> **Task instructions**
Return the number of lines in which the word "screenshot" appears; add nothing else.

(Excerpts from a figure dataset)
*****

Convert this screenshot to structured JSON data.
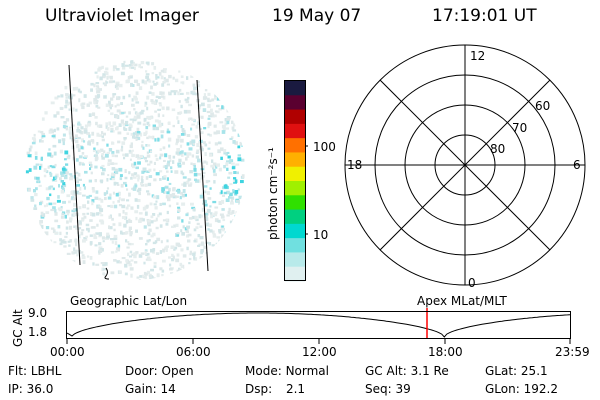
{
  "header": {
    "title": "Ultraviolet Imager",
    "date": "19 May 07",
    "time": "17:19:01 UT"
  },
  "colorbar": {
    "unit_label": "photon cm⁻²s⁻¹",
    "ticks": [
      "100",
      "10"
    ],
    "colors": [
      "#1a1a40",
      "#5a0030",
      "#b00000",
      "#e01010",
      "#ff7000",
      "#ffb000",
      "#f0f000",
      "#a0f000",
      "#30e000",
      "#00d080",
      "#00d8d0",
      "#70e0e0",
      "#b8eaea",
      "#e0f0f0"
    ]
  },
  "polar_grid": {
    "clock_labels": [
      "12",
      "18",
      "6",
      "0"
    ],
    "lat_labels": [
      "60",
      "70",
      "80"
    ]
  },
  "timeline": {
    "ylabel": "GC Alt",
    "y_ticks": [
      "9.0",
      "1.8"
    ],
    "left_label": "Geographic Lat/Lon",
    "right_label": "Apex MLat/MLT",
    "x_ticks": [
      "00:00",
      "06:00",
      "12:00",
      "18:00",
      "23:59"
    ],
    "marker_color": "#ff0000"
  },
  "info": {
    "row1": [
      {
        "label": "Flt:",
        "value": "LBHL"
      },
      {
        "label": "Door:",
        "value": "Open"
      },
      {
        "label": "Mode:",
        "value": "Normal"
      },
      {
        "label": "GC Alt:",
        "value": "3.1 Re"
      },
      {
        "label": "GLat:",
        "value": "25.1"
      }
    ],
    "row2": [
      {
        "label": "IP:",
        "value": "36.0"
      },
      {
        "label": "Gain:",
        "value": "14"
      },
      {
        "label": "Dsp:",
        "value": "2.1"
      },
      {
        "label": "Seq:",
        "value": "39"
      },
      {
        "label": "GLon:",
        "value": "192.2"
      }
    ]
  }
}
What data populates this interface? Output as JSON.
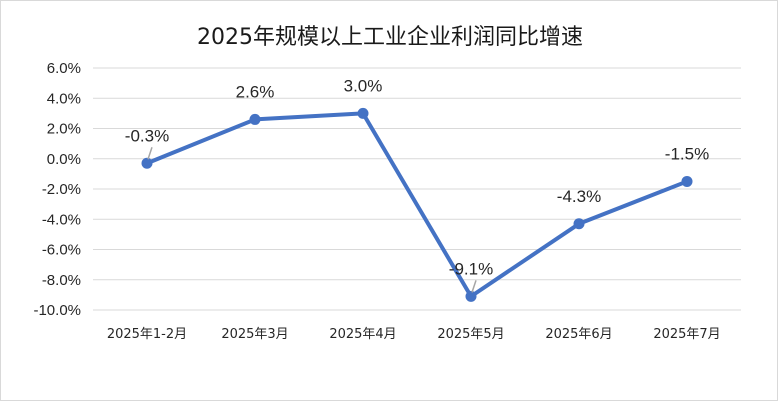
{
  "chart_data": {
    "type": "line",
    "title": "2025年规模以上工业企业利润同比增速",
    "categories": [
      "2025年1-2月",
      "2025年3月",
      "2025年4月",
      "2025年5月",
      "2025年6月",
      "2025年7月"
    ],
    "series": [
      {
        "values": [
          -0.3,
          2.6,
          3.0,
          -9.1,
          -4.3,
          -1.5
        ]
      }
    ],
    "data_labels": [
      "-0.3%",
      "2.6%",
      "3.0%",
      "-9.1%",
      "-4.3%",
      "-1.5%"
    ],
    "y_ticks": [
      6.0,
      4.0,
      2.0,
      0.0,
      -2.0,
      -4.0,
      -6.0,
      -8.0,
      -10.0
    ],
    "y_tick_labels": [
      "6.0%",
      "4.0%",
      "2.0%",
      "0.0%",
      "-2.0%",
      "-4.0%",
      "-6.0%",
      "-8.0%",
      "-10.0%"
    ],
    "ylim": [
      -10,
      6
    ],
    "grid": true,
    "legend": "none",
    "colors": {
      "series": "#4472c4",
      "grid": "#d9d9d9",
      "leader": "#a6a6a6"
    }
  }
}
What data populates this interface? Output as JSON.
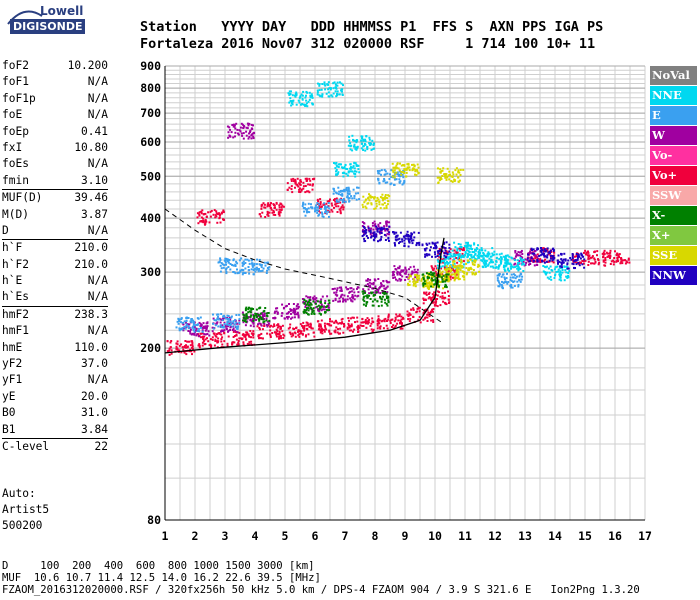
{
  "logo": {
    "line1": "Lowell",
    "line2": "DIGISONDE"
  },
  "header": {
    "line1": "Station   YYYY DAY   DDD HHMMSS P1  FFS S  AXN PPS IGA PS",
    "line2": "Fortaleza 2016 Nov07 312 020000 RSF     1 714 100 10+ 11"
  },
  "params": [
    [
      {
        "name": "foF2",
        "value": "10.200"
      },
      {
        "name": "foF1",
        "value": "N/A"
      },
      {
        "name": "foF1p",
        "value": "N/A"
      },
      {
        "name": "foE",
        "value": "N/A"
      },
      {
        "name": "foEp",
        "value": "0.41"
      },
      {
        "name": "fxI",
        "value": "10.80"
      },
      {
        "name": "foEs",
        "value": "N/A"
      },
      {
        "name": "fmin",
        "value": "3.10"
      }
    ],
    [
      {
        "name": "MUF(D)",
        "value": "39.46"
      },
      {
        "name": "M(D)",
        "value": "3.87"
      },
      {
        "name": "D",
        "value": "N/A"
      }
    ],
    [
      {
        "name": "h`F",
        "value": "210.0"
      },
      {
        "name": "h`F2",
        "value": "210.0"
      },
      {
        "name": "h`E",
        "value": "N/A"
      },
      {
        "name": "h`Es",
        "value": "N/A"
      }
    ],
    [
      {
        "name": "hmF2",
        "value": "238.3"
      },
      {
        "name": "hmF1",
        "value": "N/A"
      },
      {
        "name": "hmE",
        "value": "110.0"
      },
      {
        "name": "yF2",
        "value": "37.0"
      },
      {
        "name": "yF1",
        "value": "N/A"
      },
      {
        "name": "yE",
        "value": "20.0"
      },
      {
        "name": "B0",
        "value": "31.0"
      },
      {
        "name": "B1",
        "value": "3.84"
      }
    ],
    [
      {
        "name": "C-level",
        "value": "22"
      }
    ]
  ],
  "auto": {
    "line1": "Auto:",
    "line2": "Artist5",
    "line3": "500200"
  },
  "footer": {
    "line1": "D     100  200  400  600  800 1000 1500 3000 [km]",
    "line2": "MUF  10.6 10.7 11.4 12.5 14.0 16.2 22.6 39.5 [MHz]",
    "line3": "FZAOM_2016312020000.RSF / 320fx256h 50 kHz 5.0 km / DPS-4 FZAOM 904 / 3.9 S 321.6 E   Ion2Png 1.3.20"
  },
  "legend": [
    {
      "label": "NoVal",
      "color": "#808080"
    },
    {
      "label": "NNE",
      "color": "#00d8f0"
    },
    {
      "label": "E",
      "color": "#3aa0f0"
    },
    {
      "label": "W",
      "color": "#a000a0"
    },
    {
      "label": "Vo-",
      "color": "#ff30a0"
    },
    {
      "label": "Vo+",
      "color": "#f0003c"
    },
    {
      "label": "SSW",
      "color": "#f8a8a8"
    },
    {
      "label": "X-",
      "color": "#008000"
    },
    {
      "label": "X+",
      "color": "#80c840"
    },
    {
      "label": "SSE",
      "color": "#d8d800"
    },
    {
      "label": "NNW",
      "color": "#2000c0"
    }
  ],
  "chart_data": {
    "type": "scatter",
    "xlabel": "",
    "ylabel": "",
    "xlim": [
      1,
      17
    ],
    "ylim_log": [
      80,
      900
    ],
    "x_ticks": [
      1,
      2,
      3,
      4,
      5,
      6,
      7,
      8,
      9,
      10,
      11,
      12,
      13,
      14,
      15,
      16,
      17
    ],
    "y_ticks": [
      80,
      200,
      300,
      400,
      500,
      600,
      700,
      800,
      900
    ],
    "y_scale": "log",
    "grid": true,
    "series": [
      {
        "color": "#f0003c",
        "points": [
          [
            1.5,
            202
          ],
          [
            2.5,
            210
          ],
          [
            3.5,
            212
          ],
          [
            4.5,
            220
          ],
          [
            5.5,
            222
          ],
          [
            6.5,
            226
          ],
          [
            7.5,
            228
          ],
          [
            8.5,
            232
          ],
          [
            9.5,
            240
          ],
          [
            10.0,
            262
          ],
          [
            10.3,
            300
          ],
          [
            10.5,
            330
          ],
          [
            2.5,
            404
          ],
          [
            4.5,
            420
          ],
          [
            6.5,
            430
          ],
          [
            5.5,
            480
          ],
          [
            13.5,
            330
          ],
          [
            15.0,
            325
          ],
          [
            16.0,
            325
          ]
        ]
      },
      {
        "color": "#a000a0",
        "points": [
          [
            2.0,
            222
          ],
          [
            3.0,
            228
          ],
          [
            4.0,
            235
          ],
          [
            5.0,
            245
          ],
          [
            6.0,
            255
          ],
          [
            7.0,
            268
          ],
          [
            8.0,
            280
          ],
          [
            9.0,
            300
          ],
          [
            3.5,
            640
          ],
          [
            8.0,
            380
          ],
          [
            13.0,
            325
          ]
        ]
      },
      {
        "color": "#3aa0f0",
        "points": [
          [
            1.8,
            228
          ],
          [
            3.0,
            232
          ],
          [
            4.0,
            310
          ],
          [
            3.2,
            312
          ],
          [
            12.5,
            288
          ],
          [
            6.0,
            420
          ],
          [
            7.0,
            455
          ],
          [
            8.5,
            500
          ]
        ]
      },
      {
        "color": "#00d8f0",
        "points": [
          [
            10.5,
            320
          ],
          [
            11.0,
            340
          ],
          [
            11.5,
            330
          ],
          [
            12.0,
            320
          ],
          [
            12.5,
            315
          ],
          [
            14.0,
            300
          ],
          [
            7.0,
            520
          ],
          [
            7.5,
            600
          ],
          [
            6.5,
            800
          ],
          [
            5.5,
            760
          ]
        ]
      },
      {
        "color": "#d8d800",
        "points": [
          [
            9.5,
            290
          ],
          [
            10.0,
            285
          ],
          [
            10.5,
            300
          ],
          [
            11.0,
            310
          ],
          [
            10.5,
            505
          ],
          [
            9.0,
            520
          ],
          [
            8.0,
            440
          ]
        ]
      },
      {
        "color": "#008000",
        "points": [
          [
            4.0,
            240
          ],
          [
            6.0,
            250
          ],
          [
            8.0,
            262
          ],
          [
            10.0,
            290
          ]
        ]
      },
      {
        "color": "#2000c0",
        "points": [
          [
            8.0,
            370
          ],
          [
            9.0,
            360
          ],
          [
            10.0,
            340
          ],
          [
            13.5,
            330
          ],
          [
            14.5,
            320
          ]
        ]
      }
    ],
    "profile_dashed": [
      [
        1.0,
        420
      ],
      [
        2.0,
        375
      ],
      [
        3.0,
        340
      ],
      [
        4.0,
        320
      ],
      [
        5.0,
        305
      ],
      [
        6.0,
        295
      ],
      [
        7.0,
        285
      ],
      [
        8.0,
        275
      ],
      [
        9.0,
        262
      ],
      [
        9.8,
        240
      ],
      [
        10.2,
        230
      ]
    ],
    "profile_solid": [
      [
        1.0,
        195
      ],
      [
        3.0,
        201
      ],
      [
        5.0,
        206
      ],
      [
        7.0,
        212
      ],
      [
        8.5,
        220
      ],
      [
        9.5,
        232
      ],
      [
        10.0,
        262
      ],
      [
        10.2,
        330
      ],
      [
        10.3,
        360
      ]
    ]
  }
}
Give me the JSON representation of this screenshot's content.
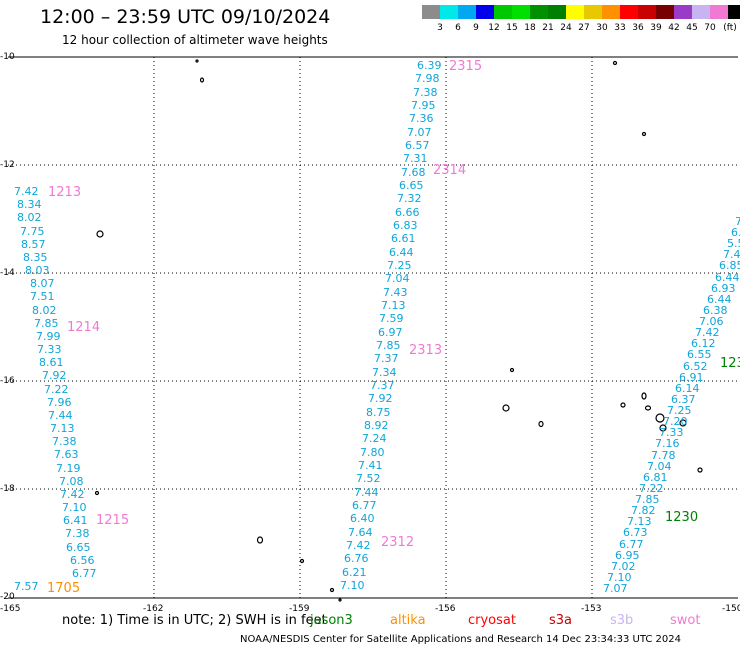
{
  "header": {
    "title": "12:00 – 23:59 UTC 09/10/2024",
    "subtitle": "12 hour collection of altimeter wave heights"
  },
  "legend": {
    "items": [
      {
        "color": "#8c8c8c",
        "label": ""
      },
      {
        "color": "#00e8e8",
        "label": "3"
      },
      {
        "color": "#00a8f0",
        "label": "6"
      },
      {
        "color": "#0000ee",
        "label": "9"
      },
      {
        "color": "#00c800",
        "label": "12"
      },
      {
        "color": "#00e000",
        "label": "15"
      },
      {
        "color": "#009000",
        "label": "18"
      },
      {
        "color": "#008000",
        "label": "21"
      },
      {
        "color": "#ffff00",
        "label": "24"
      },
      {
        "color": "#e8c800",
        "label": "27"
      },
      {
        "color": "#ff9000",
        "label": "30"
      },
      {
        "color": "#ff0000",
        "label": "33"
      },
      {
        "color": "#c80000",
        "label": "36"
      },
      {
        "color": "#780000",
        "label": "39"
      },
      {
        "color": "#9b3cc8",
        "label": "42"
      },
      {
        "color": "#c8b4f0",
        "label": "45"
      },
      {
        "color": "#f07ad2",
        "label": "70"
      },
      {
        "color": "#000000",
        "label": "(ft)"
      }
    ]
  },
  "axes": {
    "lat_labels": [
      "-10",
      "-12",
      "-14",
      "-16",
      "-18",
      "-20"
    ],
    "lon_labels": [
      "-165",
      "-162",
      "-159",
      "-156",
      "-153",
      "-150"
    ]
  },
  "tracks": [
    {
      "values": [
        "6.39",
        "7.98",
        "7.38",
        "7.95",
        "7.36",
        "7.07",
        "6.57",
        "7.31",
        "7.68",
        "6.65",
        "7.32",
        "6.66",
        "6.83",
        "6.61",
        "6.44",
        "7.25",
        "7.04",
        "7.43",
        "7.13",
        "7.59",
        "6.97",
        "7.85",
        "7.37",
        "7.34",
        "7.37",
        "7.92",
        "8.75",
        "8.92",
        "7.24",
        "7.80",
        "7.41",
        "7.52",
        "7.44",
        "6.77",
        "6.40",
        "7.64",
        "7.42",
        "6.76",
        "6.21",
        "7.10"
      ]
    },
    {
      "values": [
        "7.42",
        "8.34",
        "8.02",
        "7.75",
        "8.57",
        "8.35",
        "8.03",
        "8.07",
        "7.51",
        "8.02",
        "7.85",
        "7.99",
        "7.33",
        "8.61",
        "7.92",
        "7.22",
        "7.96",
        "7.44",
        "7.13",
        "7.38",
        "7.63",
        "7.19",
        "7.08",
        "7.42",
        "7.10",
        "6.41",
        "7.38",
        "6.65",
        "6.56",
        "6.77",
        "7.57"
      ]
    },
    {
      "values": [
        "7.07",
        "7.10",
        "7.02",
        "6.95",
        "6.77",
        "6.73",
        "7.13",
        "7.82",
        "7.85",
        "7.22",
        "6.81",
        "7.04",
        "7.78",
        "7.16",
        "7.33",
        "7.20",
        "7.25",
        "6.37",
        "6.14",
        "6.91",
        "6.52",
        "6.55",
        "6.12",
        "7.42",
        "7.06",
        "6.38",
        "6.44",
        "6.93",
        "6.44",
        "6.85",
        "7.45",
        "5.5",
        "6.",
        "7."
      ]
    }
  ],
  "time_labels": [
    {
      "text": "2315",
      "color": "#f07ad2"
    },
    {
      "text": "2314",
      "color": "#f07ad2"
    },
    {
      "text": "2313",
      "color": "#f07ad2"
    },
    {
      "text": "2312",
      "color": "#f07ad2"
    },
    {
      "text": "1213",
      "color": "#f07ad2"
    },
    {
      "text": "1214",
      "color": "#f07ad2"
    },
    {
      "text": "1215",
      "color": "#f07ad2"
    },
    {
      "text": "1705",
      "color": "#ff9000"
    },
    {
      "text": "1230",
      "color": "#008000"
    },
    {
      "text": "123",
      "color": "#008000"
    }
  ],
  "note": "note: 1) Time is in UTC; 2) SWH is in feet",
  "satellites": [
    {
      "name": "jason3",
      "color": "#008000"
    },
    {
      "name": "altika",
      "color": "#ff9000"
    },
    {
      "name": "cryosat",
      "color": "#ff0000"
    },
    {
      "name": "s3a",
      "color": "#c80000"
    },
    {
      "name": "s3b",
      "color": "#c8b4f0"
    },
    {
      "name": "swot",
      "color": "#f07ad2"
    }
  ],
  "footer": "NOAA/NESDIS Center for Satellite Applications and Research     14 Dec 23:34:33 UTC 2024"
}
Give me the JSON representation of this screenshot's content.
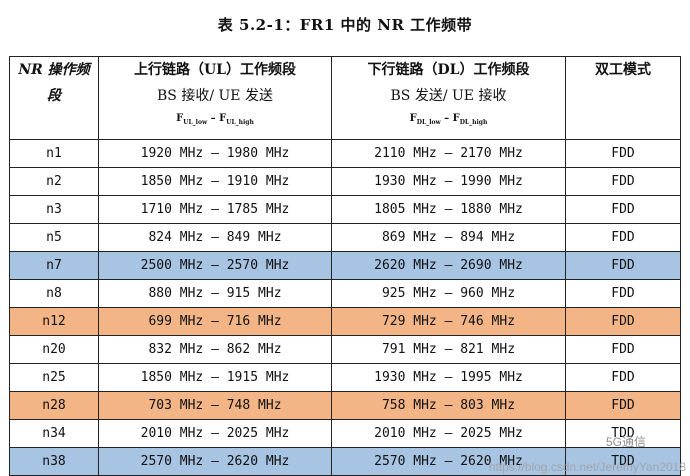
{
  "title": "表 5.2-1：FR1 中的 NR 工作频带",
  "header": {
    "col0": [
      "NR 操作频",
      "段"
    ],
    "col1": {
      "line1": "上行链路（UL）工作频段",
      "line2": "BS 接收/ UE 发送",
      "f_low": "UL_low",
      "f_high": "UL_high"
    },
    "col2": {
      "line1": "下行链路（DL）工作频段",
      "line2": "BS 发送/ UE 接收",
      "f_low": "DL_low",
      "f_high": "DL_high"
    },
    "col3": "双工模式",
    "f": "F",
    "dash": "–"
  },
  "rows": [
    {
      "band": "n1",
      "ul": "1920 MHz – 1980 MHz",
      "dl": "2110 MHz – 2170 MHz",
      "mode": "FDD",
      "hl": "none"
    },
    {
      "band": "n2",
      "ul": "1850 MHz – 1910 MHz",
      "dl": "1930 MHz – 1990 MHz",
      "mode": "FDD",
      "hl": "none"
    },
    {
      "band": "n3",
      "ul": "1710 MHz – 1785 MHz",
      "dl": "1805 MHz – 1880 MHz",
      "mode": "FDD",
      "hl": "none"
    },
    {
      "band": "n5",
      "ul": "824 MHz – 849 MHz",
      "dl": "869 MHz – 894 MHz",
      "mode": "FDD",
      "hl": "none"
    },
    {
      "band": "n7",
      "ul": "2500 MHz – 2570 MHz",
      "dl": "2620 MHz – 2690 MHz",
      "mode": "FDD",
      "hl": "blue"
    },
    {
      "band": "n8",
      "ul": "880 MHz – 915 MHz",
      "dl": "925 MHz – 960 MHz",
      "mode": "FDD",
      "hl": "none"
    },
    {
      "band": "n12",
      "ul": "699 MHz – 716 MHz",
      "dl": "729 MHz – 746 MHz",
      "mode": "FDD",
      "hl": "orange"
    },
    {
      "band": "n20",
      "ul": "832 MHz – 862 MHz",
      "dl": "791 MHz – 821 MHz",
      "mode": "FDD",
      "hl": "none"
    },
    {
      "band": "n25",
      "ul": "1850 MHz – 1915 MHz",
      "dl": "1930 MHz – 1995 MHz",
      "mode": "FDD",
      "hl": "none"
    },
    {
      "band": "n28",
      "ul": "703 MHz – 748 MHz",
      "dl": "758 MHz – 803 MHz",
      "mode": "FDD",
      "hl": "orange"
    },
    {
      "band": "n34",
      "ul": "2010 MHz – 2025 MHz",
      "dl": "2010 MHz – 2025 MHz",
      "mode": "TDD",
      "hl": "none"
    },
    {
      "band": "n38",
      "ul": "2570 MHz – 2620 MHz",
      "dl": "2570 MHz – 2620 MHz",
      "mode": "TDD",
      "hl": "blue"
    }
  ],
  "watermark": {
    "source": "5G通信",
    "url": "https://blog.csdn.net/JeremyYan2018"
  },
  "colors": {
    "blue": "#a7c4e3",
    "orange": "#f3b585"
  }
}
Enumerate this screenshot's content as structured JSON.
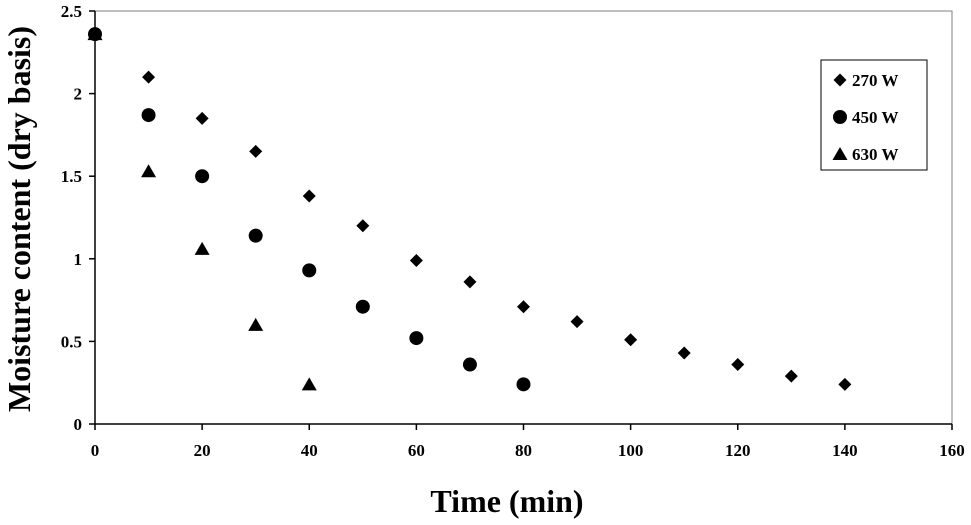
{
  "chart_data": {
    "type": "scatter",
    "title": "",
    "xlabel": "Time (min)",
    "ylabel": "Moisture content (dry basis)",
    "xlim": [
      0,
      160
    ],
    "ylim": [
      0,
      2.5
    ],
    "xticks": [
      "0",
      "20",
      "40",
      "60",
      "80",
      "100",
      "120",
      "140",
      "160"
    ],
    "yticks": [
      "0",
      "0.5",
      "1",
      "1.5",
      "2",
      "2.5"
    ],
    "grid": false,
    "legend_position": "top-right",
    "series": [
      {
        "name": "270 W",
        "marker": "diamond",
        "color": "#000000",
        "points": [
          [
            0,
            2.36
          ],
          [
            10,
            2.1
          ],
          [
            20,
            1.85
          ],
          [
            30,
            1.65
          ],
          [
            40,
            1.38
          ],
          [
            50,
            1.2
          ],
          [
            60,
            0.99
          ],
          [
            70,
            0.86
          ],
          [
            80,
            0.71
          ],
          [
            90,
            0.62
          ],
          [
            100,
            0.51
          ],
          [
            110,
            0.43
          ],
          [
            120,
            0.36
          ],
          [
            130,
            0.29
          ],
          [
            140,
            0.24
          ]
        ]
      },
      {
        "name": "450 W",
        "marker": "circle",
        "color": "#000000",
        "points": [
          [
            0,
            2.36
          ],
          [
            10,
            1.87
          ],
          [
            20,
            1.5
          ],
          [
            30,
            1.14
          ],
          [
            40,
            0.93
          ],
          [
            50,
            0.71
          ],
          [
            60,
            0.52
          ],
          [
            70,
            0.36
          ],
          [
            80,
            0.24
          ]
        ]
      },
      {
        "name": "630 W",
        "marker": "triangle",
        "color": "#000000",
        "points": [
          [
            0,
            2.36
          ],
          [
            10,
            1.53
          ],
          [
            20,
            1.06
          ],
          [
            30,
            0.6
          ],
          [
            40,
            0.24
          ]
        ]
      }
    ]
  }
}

*****

> **Finished task**
4